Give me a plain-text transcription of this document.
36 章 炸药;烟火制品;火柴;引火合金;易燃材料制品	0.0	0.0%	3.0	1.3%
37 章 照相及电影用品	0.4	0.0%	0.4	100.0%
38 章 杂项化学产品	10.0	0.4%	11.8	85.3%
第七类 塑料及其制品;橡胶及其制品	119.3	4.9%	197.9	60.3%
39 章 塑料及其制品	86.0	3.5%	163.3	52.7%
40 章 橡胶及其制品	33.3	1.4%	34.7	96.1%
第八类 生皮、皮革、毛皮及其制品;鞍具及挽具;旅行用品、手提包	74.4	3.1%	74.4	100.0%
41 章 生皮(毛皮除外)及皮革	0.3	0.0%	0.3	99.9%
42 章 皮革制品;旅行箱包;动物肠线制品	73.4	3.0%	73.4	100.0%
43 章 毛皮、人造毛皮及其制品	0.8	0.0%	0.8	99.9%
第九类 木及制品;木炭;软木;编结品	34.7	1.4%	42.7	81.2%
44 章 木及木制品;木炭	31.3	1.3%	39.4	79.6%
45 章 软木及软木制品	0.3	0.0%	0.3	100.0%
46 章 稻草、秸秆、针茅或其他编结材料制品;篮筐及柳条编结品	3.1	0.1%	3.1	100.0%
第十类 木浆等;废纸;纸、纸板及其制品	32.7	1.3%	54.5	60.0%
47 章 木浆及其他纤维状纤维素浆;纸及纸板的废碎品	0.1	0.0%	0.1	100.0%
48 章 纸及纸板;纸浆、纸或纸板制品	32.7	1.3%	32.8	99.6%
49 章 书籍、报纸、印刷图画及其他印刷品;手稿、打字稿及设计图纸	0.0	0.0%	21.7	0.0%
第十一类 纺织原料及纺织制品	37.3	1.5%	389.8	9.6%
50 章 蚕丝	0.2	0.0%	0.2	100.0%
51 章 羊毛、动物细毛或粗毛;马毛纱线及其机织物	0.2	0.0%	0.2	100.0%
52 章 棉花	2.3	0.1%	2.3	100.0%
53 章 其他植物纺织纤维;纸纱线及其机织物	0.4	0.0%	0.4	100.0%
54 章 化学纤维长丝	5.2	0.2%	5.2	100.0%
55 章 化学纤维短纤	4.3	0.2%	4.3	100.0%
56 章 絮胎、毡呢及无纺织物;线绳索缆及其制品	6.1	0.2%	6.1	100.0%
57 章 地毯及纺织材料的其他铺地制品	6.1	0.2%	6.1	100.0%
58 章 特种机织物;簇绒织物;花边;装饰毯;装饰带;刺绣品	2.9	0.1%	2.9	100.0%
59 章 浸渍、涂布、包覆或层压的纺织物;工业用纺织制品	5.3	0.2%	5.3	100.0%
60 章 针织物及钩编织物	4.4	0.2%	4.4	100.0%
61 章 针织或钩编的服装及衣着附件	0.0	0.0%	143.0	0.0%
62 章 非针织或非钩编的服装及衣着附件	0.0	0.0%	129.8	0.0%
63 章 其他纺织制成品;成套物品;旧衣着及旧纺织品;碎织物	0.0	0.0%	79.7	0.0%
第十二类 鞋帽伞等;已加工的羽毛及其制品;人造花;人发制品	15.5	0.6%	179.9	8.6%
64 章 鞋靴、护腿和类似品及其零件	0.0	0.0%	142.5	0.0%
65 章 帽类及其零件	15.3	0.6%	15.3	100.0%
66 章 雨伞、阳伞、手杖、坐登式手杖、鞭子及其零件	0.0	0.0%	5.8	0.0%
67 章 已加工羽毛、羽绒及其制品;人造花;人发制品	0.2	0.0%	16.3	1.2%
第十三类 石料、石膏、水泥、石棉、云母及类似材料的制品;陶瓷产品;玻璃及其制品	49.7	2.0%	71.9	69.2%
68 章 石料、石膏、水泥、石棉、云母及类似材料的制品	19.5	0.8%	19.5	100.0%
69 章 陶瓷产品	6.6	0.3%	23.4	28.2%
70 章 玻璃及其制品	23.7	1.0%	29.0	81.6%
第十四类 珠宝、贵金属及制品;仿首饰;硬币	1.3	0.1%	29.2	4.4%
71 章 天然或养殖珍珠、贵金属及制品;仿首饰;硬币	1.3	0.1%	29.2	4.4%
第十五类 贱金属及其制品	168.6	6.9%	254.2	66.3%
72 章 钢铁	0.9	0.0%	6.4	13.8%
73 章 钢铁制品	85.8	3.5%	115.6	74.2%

-=-=-=-=-

Requirements
Make a list of all lines in the data that contain "贵金属及制品".

Reply to the task
第十四类 珠宝、贵金属及制品;仿首饰;硬币	1.3	0.1%	29.2	4.4%
71 章 天然或养殖珍珠、贵金属及制品;仿首饰;硬币	1.3	0.1%	29.2	4.4%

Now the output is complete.